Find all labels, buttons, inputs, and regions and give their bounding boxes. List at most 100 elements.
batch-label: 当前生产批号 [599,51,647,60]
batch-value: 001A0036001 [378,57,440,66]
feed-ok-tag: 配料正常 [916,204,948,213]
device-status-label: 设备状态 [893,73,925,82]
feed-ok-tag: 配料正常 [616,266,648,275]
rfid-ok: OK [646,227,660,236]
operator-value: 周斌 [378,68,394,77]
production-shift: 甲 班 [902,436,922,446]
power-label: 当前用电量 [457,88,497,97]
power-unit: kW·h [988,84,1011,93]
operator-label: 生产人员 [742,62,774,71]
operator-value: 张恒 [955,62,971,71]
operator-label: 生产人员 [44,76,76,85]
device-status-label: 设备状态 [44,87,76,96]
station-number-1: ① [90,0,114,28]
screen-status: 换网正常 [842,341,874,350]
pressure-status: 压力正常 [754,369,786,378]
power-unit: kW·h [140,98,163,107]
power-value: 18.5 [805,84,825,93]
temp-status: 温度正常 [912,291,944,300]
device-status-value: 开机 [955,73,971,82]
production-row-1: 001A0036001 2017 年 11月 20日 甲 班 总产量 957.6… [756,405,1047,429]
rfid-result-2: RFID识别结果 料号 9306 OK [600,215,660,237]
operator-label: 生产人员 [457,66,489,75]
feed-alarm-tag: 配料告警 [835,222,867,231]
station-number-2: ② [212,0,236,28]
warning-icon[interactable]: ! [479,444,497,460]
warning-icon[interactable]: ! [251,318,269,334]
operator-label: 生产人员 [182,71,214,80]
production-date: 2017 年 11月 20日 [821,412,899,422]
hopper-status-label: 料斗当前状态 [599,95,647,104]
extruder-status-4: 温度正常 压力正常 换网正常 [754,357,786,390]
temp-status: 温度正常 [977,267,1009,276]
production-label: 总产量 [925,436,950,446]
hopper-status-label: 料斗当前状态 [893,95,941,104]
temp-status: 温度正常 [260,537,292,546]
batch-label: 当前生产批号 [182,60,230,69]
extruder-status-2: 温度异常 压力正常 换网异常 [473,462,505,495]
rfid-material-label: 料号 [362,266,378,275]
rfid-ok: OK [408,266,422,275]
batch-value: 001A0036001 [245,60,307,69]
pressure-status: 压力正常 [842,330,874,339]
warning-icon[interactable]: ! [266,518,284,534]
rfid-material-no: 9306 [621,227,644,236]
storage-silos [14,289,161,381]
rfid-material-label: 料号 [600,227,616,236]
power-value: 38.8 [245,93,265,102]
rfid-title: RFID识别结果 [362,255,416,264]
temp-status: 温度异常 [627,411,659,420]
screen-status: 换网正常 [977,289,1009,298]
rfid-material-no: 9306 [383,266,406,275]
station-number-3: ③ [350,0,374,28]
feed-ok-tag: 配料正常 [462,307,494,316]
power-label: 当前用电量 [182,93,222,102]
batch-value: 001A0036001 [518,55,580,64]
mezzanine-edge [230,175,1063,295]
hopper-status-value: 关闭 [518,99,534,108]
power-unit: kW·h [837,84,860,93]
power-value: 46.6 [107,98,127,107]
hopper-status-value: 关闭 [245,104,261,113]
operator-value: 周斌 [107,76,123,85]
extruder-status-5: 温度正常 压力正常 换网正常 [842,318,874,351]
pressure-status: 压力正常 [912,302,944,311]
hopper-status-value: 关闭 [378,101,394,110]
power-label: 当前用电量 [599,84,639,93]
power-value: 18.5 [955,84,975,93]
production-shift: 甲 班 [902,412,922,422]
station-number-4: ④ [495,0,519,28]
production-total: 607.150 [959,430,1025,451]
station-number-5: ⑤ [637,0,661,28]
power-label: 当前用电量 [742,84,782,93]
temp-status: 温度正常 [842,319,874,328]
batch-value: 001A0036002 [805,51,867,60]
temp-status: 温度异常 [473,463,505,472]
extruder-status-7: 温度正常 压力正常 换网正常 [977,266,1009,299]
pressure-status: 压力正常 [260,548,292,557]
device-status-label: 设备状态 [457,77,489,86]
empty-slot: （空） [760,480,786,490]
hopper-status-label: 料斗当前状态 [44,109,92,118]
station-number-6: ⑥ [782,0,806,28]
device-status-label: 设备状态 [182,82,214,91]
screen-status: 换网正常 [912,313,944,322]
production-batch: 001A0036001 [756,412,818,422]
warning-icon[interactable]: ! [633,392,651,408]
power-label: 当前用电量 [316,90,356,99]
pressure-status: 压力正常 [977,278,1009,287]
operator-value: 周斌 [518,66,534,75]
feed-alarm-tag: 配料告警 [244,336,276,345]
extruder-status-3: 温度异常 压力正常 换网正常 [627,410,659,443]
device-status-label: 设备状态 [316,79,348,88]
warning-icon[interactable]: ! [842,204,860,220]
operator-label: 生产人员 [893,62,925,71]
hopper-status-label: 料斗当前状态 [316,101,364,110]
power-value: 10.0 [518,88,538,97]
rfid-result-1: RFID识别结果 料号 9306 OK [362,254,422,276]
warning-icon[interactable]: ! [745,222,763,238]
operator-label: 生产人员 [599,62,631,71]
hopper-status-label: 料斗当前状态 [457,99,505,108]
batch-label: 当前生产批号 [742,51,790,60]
=-=-=
- Requirements -
Reproduce all of the records above line for line, without altering any character.

- Solution for this exercise -
Find all labels, buttons, inputs, and regions and give their bounding boxes. List at most 100 elements.
batch-label: 当前生产批号 [599,51,647,60]
batch-value: 001A0036001 [378,57,440,66]
feed-ok-tag: 配料正常 [916,204,948,213]
device-status-label: 设备状态 [893,73,925,82]
feed-ok-tag: 配料正常 [616,266,648,275]
rfid-ok: OK [646,227,660,236]
operator-value: 周斌 [378,68,394,77]
production-shift: 甲 班 [902,436,922,446]
power-label: 当前用电量 [457,88,497,97]
power-unit: kW·h [988,84,1011,93]
operator-label: 生产人员 [742,62,774,71]
operator-value: 张恒 [955,62,971,71]
operator-label: 生产人员 [44,76,76,85]
device-status-label: 设备状态 [44,87,76,96]
station-number-1: ① [90,0,114,28]
screen-status: 换网正常 [842,341,874,350]
pressure-status: 压力正常 [754,369,786,378]
power-unit: kW·h [140,98,163,107]
power-value: 18.5 [805,84,825,93]
temp-status: 温度正常 [912,291,944,300]
device-status-value: 开机 [955,73,971,82]
production-row-1: 001A0036001 2017 年 11月 20日 甲 班 总产量 957.6… [756,405,1047,429]
rfid-result-2: RFID识别结果 料号 9306 OK [600,215,660,237]
operator-label: 生产人员 [457,66,489,75]
feed-alarm-tag: 配料告警 [835,222,867,231]
station-number-2: ② [212,0,236,28]
warning-icon[interactable]: ! [479,444,497,460]
warning-icon[interactable]: ! [251,318,269,334]
operator-label: 生产人员 [182,71,214,80]
production-date: 2017 年 11月 20日 [821,412,899,422]
hopper-status-label: 料斗当前状态 [599,95,647,104]
extruder-status-4: 温度正常 压力正常 换网正常 [754,357,786,390]
temp-status: 温度正常 [977,267,1009,276]
production-label: 总产量 [925,436,950,446]
hopper-status-label: 料斗当前状态 [893,95,941,104]
temp-status: 温度正常 [260,537,292,546]
batch-label: 当前生产批号 [182,60,230,69]
extruder-status-2: 温度异常 压力正常 换网异常 [473,462,505,495]
rfid-material-label: 料号 [362,266,378,275]
rfid-ok: OK [408,266,422,275]
batch-value: 001A0036001 [245,60,307,69]
pressure-status: 压力正常 [842,330,874,339]
warning-icon[interactable]: ! [266,518,284,534]
rfid-material-no: 9306 [621,227,644,236]
storage-silos [14,289,161,381]
rfid-material-label: 料号 [600,227,616,236]
power-value: 38.8 [245,93,265,102]
rfid-title: RFID识别结果 [362,255,416,264]
temp-status: 温度异常 [627,411,659,420]
screen-status: 换网正常 [977,289,1009,298]
rfid-material-no: 9306 [383,266,406,275]
station-number-3: ③ [350,0,374,28]
feed-ok-tag: 配料正常 [462,307,494,316]
power-label: 当前用电量 [182,93,222,102]
batch-value: 001A0036001 [518,55,580,64]
mezzanine-edge [230,175,1063,295]
hopper-status-value: 关闭 [518,99,534,108]
power-unit: kW·h [837,84,860,93]
power-value: 46.6 [107,98,127,107]
hopper-status-value: 关闭 [245,104,261,113]
operator-value: 周斌 [107,76,123,85]
extruder-status-5: 温度正常 压力正常 换网正常 [842,318,874,351]
pressure-status: 压力正常 [912,302,944,311]
hopper-status-value: 关闭 [378,101,394,110]
power-label: 当前用电量 [599,84,639,93]
power-value: 18.5 [955,84,975,93]
production-shift: 甲 班 [902,412,922,422]
station-number-4: ④ [495,0,519,28]
production-total: 607.150 [959,430,1025,451]
station-number-5: ⑤ [637,0,661,28]
power-label: 当前用电量 [742,84,782,93]
temp-status: 温度正常 [842,319,874,328]
batch-value: 001A0036002 [805,51,867,60]
temp-status: 温度异常 [473,463,505,472]
extruder-status-7: 温度正常 压力正常 换网正常 [977,266,1009,299]
pressure-status: 压力正常 [260,548,292,557]
device-status-label: 设备状态 [457,77,489,86]
empty-slot: （空） [760,480,786,490]
hopper-status-label: 料斗当前状态 [44,109,92,118]
station-number-6: ⑥ [782,0,806,28]
device-status-label: 设备状态 [182,82,214,91]
screen-status: 换网正常 [912,313,944,322]
production-batch: 001A0036001 [756,412,818,422]
warning-icon[interactable]: ! [633,392,651,408]
power-label: 当前用电量 [316,90,356,99]
pressure-status: 压力正常 [977,278,1009,287]
operator-value: 周斌 [518,66,534,75]
feed-alarm-tag: 配料告警 [244,336,276,345]
extruder-status-3: 温度异常 压力正常 换网正常 [627,410,659,443]
device-status-label: 设备状态 [316,79,348,88]
warning-icon[interactable]: ! [842,204,860,220]
operator-label: 生产人员 [893,62,925,71]
hopper-status-label: 料斗当前状态 [316,101,364,110]
power-value: 10.0 [518,88,538,97]
rfid-result-1: RFID识别结果 料号 9306 OK [362,254,422,276]
warning-icon[interactable]: ! [745,222,763,238]
operator-label: 生产人员 [599,62,631,71]
hopper-status-label: 料斗当前状态 [457,99,505,108]
batch-label: 当前生产批号 [742,51,790,60]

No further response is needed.